▶
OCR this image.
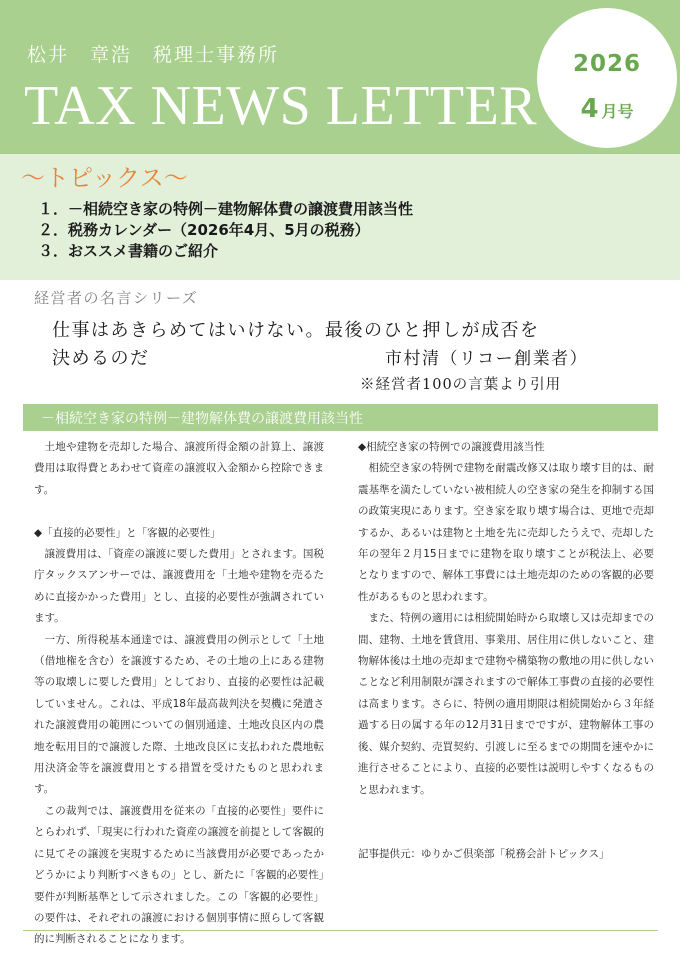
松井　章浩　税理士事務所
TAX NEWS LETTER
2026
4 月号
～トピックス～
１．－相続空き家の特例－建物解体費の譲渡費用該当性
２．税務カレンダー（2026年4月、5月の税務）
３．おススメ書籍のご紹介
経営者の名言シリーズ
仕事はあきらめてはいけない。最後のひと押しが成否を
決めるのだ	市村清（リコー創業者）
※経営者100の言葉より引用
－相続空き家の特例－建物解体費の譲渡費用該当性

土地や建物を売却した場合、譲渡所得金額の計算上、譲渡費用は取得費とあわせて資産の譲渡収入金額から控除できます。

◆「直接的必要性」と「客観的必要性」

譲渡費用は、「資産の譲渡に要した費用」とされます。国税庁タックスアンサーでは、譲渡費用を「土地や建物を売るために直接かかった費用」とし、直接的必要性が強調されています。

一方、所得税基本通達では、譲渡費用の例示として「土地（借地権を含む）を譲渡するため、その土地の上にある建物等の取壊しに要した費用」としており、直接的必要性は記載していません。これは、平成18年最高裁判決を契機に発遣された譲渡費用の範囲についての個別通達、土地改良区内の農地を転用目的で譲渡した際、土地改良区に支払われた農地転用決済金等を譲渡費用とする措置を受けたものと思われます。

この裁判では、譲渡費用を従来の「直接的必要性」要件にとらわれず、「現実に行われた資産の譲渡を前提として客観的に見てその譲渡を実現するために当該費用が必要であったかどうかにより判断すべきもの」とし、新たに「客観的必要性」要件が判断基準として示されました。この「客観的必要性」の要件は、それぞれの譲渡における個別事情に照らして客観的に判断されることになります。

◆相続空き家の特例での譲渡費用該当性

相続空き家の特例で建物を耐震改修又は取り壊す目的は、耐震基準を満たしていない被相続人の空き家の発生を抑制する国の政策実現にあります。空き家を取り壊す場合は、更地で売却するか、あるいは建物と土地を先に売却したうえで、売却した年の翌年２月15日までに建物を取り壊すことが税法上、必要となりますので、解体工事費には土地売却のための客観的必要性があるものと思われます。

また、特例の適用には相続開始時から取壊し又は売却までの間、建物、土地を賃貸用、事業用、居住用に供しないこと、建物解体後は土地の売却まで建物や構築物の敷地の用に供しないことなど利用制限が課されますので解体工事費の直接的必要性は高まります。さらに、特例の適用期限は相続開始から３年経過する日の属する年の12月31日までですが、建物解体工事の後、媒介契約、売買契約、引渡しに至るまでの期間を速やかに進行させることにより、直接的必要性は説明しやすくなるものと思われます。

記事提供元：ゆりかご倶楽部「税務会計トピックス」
◀
-- Work required --
Copy all the records above exactly, but leave out the pictures.

-- The result --
OCR this image.
松井　章浩　税理士事務所
TAX NEWS LETTER
2026
4 月号
～トピックス～
１．－相続空き家の特例－建物解体費の譲渡費用該当性
２．税務カレンダー（2026年4月、5月の税務）
３．おススメ書籍のご紹介
経営者の名言シリーズ
仕事はあきらめてはいけない。最後のひと押しが成否を
決めるのだ	市村清（リコー創業者）
※経営者100の言葉より引用
－相続空き家の特例－建物解体費の譲渡費用該当性

土地や建物を売却した場合、譲渡所得金額の計算上、譲渡費用は取得費とあわせて資産の譲渡収入金額から控除できます。

◆「直接的必要性」と「客観的必要性」

譲渡費用は、「資産の譲渡に要した費用」とされます。国税庁タックスアンサーでは、譲渡費用を「土地や建物を売るために直接かかった費用」とし、直接的必要性が強調されています。

一方、所得税基本通達では、譲渡費用の例示として「土地（借地権を含む）を譲渡するため、その土地の上にある建物等の取壊しに要した費用」としており、直接的必要性は記載していません。これは、平成18年最高裁判決を契機に発遣された譲渡費用の範囲についての個別通達、土地改良区内の農地を転用目的で譲渡した際、土地改良区に支払われた農地転用決済金等を譲渡費用とする措置を受けたものと思われます。

この裁判では、譲渡費用を従来の「直接的必要性」要件にとらわれず、「現実に行われた資産の譲渡を前提として客観的に見てその譲渡を実現するために当該費用が必要であったかどうかにより判断すべきもの」とし、新たに「客観的必要性」要件が判断基準として示されました。この「客観的必要性」の要件は、それぞれの譲渡における個別事情に照らして客観的に判断されることになります。

◆相続空き家の特例での譲渡費用該当性

相続空き家の特例で建物を耐震改修又は取り壊す目的は、耐震基準を満たしていない被相続人の空き家の発生を抑制する国の政策実現にあります。空き家を取り壊す場合は、更地で売却するか、あるいは建物と土地を先に売却したうえで、売却した年の翌年２月15日までに建物を取り壊すことが税法上、必要となりますので、解体工事費には土地売却のための客観的必要性があるものと思われます。

また、特例の適用には相続開始時から取壊し又は売却までの間、建物、土地を賃貸用、事業用、居住用に供しないこと、建物解体後は土地の売却まで建物や構築物の敷地の用に供しないことなど利用制限が課されますので解体工事費の直接的必要性は高まります。さらに、特例の適用期限は相続開始から３年経過する日の属する年の12月31日までですが、建物解体工事の後、媒介契約、売買契約、引渡しに至るまでの期間を速やかに進行させることにより、直接的必要性は説明しやすくなるものと思われます。

記事提供元：ゆりかご倶楽部「税務会計トピックス」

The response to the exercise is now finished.